— start Exercise data —

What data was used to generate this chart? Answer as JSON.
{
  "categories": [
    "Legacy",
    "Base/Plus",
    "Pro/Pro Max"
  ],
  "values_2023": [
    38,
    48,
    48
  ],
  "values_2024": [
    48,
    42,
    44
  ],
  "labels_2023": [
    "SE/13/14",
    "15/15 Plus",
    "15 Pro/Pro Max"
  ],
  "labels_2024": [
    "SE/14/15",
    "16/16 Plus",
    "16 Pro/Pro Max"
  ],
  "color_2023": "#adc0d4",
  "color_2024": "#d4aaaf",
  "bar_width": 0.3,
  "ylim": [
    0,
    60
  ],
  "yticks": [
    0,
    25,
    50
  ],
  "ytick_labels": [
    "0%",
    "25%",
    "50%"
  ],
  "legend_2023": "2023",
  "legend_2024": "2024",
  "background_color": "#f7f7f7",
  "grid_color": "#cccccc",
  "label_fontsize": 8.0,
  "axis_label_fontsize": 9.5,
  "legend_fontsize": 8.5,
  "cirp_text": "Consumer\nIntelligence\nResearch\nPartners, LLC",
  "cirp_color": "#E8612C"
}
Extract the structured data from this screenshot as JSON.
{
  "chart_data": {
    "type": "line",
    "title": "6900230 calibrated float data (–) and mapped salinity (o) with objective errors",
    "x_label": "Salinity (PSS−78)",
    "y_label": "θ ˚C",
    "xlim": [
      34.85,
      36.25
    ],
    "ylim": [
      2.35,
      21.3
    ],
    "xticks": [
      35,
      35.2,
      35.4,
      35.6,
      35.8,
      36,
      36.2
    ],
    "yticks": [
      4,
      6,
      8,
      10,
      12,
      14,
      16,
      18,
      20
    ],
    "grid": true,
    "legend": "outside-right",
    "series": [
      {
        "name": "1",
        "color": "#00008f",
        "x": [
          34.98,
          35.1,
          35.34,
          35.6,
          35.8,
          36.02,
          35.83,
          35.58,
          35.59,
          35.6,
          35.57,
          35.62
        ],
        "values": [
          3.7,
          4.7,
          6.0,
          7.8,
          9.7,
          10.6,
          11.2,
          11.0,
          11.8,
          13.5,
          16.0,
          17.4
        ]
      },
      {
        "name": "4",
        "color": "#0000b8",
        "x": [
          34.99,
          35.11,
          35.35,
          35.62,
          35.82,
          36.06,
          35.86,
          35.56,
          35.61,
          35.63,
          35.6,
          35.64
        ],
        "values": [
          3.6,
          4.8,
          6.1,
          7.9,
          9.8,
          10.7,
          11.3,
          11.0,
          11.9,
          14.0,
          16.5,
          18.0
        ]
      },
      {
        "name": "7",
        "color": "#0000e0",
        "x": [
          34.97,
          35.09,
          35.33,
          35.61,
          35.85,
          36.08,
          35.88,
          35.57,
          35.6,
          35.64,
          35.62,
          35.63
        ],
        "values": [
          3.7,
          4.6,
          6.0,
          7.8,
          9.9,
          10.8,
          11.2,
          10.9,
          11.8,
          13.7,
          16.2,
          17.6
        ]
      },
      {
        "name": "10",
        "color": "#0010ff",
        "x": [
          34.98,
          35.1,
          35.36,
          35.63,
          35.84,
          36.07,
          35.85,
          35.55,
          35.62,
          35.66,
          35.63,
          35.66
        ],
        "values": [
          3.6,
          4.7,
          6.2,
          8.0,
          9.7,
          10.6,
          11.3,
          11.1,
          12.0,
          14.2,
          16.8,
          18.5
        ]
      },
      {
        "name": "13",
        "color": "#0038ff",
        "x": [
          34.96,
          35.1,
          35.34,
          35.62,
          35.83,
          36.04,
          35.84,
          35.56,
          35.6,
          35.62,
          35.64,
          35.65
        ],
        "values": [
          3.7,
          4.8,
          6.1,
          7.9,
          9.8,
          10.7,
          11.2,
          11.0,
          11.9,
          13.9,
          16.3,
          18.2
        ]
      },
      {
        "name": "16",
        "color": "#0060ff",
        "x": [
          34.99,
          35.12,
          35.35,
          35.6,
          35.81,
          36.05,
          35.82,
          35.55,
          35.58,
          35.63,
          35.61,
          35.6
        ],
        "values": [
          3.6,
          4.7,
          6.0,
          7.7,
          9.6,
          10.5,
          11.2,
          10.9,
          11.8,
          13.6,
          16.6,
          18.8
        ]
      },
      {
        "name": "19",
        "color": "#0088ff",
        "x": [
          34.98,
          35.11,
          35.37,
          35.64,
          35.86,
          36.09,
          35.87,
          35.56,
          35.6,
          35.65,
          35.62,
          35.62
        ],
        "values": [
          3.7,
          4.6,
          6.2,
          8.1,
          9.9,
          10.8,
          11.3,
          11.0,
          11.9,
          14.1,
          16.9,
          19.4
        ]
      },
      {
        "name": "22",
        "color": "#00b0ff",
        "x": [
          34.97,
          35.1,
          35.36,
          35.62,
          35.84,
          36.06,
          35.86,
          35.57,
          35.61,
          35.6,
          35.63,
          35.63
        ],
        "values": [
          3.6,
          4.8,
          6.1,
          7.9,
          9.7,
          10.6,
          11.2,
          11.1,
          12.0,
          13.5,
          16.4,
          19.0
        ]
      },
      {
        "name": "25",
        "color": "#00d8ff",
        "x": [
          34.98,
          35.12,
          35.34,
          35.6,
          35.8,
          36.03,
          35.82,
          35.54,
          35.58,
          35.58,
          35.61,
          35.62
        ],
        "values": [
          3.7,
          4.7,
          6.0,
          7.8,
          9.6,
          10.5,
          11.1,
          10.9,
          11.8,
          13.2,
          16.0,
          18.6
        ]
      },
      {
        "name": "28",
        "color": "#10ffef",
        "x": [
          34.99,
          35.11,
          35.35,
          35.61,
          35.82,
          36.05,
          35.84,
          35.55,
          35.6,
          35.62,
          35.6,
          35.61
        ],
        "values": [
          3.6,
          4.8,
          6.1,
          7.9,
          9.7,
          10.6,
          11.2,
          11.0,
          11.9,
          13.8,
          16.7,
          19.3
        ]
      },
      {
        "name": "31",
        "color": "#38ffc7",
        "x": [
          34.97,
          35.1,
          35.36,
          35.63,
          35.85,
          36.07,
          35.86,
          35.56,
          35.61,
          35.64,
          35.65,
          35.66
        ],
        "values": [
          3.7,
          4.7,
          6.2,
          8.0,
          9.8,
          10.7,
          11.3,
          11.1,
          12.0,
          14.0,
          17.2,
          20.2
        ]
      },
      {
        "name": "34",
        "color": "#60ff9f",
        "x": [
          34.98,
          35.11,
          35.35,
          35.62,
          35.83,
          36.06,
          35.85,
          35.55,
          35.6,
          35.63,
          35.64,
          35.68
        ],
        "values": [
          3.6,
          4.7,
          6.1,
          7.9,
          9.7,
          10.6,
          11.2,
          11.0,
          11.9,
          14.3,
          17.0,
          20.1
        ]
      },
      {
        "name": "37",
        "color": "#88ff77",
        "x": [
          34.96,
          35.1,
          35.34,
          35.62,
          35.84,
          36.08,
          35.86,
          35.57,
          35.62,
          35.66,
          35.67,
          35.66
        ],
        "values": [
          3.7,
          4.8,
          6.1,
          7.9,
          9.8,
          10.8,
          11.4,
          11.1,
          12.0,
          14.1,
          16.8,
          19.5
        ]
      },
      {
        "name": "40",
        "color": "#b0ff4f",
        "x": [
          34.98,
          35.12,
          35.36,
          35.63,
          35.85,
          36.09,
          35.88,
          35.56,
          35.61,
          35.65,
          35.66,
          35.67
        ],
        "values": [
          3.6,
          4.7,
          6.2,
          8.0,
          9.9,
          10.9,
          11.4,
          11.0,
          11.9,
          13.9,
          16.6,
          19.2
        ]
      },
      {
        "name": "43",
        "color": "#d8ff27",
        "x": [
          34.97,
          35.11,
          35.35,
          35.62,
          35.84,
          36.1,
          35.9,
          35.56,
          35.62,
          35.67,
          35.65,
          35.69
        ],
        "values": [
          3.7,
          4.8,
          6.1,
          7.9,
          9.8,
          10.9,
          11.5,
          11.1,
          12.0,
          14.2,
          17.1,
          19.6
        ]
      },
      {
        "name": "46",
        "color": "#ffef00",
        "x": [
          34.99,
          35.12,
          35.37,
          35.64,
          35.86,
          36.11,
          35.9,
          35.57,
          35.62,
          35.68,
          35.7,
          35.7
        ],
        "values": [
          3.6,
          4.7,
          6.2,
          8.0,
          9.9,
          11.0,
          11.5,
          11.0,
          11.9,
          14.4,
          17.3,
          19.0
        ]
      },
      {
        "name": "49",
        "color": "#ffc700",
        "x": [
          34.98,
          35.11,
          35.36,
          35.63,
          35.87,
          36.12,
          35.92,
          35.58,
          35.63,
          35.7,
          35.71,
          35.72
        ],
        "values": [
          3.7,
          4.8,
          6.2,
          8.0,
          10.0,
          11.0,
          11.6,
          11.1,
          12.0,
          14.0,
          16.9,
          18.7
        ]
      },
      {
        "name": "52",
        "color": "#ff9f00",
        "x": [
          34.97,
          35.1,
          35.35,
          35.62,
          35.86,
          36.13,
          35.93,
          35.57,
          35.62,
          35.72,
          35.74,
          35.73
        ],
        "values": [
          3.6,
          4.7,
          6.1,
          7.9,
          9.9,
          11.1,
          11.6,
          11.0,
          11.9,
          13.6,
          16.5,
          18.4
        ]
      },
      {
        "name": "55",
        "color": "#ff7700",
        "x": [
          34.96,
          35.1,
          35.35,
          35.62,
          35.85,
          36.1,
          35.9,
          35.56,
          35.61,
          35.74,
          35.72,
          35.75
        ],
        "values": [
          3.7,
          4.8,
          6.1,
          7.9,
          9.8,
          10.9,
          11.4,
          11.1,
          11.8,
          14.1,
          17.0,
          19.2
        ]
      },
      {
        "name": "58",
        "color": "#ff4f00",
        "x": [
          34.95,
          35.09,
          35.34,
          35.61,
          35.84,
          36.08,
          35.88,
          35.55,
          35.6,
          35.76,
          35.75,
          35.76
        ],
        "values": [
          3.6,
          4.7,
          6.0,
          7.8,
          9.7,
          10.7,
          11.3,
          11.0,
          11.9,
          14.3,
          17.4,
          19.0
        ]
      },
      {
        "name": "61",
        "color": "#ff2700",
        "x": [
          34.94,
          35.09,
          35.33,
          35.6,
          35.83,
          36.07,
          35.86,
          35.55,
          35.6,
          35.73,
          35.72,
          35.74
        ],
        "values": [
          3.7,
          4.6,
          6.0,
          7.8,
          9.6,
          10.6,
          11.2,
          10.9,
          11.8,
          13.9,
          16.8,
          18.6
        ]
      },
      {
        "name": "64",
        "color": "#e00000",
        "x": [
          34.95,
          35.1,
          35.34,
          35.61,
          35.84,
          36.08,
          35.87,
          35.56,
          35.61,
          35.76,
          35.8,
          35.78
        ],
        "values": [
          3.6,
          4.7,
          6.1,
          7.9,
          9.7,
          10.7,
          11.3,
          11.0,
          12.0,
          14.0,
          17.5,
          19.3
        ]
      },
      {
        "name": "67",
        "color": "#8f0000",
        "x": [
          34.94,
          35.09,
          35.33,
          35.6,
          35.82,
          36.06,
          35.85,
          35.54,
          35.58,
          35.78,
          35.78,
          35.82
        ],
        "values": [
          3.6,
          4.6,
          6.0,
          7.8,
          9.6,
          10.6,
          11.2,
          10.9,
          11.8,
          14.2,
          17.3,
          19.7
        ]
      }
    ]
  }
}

— end Exercise data —

Required task: Show all lines in the entries above where the string "JSON" appears.

Exercise response:
What data was used to generate this chart? Answer as JSON.
Extract the structured data from this screenshot as JSON.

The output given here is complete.